Set exercise: Repeat the data that follows, word for word, without the images.

Entries:
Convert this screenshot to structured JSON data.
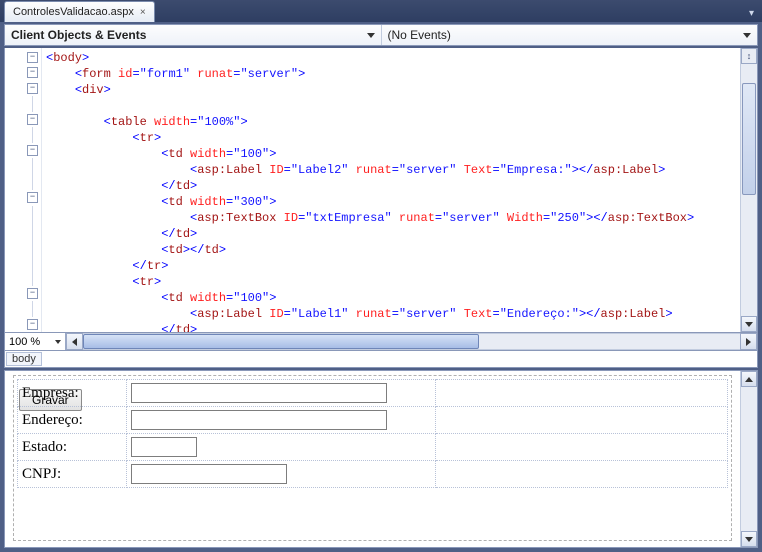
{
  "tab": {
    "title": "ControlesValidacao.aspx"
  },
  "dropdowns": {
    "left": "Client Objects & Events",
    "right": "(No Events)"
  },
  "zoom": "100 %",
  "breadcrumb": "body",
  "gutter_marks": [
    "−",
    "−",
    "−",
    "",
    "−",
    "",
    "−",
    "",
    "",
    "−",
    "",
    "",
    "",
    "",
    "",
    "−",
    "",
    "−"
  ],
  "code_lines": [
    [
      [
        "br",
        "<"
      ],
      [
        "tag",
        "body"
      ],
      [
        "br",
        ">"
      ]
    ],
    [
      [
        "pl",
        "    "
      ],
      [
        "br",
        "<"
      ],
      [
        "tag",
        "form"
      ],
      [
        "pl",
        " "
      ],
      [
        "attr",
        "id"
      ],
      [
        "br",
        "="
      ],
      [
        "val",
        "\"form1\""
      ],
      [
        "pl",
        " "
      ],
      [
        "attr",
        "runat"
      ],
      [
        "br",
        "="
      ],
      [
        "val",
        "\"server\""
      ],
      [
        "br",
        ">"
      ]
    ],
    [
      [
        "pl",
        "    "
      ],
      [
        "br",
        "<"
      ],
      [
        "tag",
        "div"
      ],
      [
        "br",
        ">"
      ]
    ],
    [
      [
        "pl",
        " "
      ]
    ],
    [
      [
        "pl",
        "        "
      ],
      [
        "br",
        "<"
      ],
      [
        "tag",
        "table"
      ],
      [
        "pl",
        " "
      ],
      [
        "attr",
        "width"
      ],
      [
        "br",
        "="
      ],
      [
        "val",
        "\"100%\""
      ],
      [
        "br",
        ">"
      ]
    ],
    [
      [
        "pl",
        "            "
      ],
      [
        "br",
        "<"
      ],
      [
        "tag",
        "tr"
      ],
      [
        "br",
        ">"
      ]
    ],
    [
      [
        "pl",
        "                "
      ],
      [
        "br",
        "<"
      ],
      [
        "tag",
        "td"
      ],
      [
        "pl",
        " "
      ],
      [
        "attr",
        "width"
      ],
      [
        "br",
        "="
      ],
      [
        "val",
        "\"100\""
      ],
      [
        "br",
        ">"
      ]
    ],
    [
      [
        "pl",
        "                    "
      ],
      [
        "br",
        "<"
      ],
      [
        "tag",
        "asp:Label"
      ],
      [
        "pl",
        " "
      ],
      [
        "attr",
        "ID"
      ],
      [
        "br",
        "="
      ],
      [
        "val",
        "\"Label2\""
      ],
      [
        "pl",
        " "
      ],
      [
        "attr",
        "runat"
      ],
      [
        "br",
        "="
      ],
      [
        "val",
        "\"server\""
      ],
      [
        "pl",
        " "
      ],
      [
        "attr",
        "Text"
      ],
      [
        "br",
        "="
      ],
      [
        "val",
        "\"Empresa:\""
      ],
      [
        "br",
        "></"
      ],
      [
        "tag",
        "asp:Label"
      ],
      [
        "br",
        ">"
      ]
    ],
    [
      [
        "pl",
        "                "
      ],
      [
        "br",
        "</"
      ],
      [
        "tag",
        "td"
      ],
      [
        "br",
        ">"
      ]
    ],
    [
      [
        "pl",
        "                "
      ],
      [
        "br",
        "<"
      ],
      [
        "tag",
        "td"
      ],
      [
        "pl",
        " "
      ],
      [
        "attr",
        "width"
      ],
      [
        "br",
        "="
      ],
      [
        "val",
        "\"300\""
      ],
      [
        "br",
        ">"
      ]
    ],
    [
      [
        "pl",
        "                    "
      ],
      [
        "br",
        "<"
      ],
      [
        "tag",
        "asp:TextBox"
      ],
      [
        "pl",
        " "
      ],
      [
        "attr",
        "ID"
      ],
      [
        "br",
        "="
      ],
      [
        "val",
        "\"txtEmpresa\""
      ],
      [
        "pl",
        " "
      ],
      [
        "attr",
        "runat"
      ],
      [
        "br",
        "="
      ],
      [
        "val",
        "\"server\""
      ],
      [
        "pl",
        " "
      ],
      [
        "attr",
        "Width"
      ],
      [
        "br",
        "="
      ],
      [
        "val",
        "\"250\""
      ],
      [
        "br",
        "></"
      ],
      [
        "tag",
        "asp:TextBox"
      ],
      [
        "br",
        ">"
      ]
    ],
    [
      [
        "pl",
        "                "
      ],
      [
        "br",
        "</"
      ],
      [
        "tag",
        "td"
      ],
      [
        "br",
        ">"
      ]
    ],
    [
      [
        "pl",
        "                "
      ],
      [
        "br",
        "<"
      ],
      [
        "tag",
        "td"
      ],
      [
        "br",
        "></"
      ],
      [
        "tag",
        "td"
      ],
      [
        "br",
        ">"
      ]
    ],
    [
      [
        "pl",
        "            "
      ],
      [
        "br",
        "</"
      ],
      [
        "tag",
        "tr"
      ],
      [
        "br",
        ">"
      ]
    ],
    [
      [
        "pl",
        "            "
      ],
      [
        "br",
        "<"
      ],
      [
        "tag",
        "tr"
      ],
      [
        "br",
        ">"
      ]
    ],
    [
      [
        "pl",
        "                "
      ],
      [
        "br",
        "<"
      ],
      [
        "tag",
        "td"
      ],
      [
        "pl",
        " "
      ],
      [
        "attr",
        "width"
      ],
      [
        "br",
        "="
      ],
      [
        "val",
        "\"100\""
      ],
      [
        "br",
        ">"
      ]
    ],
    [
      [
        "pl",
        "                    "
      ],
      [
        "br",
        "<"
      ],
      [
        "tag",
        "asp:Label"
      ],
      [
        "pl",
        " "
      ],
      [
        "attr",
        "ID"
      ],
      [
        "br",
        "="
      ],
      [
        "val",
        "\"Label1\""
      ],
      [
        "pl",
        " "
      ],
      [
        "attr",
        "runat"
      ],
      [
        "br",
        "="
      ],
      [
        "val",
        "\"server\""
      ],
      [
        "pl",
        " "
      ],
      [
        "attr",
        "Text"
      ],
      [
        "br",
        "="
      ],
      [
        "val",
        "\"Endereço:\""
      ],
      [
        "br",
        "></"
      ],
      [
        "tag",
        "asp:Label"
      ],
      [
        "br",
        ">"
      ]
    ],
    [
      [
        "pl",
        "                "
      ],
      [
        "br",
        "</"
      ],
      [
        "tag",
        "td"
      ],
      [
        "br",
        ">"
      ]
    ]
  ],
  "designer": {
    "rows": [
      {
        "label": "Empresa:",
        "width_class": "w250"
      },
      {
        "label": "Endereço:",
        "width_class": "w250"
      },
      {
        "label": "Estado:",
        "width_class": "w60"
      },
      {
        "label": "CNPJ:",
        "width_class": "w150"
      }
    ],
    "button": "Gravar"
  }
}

Answer to this problem:
Convert this screenshot to structured JSON data.
{
  "tab": {
    "title": "ControlesValidacao.aspx"
  },
  "dropdowns": {
    "left": "Client Objects & Events",
    "right": "(No Events)"
  },
  "zoom": "100 %",
  "breadcrumb": "body",
  "gutter_marks": [
    "−",
    "−",
    "−",
    "",
    "−",
    "",
    "−",
    "",
    "",
    "−",
    "",
    "",
    "",
    "",
    "",
    "−",
    "",
    "−"
  ],
  "code_lines": [
    [
      [
        "br",
        "<"
      ],
      [
        "tag",
        "body"
      ],
      [
        "br",
        ">"
      ]
    ],
    [
      [
        "pl",
        "    "
      ],
      [
        "br",
        "<"
      ],
      [
        "tag",
        "form"
      ],
      [
        "pl",
        " "
      ],
      [
        "attr",
        "id"
      ],
      [
        "br",
        "="
      ],
      [
        "val",
        "\"form1\""
      ],
      [
        "pl",
        " "
      ],
      [
        "attr",
        "runat"
      ],
      [
        "br",
        "="
      ],
      [
        "val",
        "\"server\""
      ],
      [
        "br",
        ">"
      ]
    ],
    [
      [
        "pl",
        "    "
      ],
      [
        "br",
        "<"
      ],
      [
        "tag",
        "div"
      ],
      [
        "br",
        ">"
      ]
    ],
    [
      [
        "pl",
        " "
      ]
    ],
    [
      [
        "pl",
        "        "
      ],
      [
        "br",
        "<"
      ],
      [
        "tag",
        "table"
      ],
      [
        "pl",
        " "
      ],
      [
        "attr",
        "width"
      ],
      [
        "br",
        "="
      ],
      [
        "val",
        "\"100%\""
      ],
      [
        "br",
        ">"
      ]
    ],
    [
      [
        "pl",
        "            "
      ],
      [
        "br",
        "<"
      ],
      [
        "tag",
        "tr"
      ],
      [
        "br",
        ">"
      ]
    ],
    [
      [
        "pl",
        "                "
      ],
      [
        "br",
        "<"
      ],
      [
        "tag",
        "td"
      ],
      [
        "pl",
        " "
      ],
      [
        "attr",
        "width"
      ],
      [
        "br",
        "="
      ],
      [
        "val",
        "\"100\""
      ],
      [
        "br",
        ">"
      ]
    ],
    [
      [
        "pl",
        "                    "
      ],
      [
        "br",
        "<"
      ],
      [
        "tag",
        "asp:Label"
      ],
      [
        "pl",
        " "
      ],
      [
        "attr",
        "ID"
      ],
      [
        "br",
        "="
      ],
      [
        "val",
        "\"Label2\""
      ],
      [
        "pl",
        " "
      ],
      [
        "attr",
        "runat"
      ],
      [
        "br",
        "="
      ],
      [
        "val",
        "\"server\""
      ],
      [
        "pl",
        " "
      ],
      [
        "attr",
        "Text"
      ],
      [
        "br",
        "="
      ],
      [
        "val",
        "\"Empresa:\""
      ],
      [
        "br",
        "></"
      ],
      [
        "tag",
        "asp:Label"
      ],
      [
        "br",
        ">"
      ]
    ],
    [
      [
        "pl",
        "                "
      ],
      [
        "br",
        "</"
      ],
      [
        "tag",
        "td"
      ],
      [
        "br",
        ">"
      ]
    ],
    [
      [
        "pl",
        "                "
      ],
      [
        "br",
        "<"
      ],
      [
        "tag",
        "td"
      ],
      [
        "pl",
        " "
      ],
      [
        "attr",
        "width"
      ],
      [
        "br",
        "="
      ],
      [
        "val",
        "\"300\""
      ],
      [
        "br",
        ">"
      ]
    ],
    [
      [
        "pl",
        "                    "
      ],
      [
        "br",
        "<"
      ],
      [
        "tag",
        "asp:TextBox"
      ],
      [
        "pl",
        " "
      ],
      [
        "attr",
        "ID"
      ],
      [
        "br",
        "="
      ],
      [
        "val",
        "\"txtEmpresa\""
      ],
      [
        "pl",
        " "
      ],
      [
        "attr",
        "runat"
      ],
      [
        "br",
        "="
      ],
      [
        "val",
        "\"server\""
      ],
      [
        "pl",
        " "
      ],
      [
        "attr",
        "Width"
      ],
      [
        "br",
        "="
      ],
      [
        "val",
        "\"250\""
      ],
      [
        "br",
        "></"
      ],
      [
        "tag",
        "asp:TextBox"
      ],
      [
        "br",
        ">"
      ]
    ],
    [
      [
        "pl",
        "                "
      ],
      [
        "br",
        "</"
      ],
      [
        "tag",
        "td"
      ],
      [
        "br",
        ">"
      ]
    ],
    [
      [
        "pl",
        "                "
      ],
      [
        "br",
        "<"
      ],
      [
        "tag",
        "td"
      ],
      [
        "br",
        "></"
      ],
      [
        "tag",
        "td"
      ],
      [
        "br",
        ">"
      ]
    ],
    [
      [
        "pl",
        "            "
      ],
      [
        "br",
        "</"
      ],
      [
        "tag",
        "tr"
      ],
      [
        "br",
        ">"
      ]
    ],
    [
      [
        "pl",
        "            "
      ],
      [
        "br",
        "<"
      ],
      [
        "tag",
        "tr"
      ],
      [
        "br",
        ">"
      ]
    ],
    [
      [
        "pl",
        "                "
      ],
      [
        "br",
        "<"
      ],
      [
        "tag",
        "td"
      ],
      [
        "pl",
        " "
      ],
      [
        "attr",
        "width"
      ],
      [
        "br",
        "="
      ],
      [
        "val",
        "\"100\""
      ],
      [
        "br",
        ">"
      ]
    ],
    [
      [
        "pl",
        "                    "
      ],
      [
        "br",
        "<"
      ],
      [
        "tag",
        "asp:Label"
      ],
      [
        "pl",
        " "
      ],
      [
        "attr",
        "ID"
      ],
      [
        "br",
        "="
      ],
      [
        "val",
        "\"Label1\""
      ],
      [
        "pl",
        " "
      ],
      [
        "attr",
        "runat"
      ],
      [
        "br",
        "="
      ],
      [
        "val",
        "\"server\""
      ],
      [
        "pl",
        " "
      ],
      [
        "attr",
        "Text"
      ],
      [
        "br",
        "="
      ],
      [
        "val",
        "\"Endereço:\""
      ],
      [
        "br",
        "></"
      ],
      [
        "tag",
        "asp:Label"
      ],
      [
        "br",
        ">"
      ]
    ],
    [
      [
        "pl",
        "                "
      ],
      [
        "br",
        "</"
      ],
      [
        "tag",
        "td"
      ],
      [
        "br",
        ">"
      ]
    ]
  ],
  "designer": {
    "rows": [
      {
        "label": "Empresa:",
        "width_class": "w250"
      },
      {
        "label": "Endereço:",
        "width_class": "w250"
      },
      {
        "label": "Estado:",
        "width_class": "w60"
      },
      {
        "label": "CNPJ:",
        "width_class": "w150"
      }
    ],
    "button": "Gravar"
  }
}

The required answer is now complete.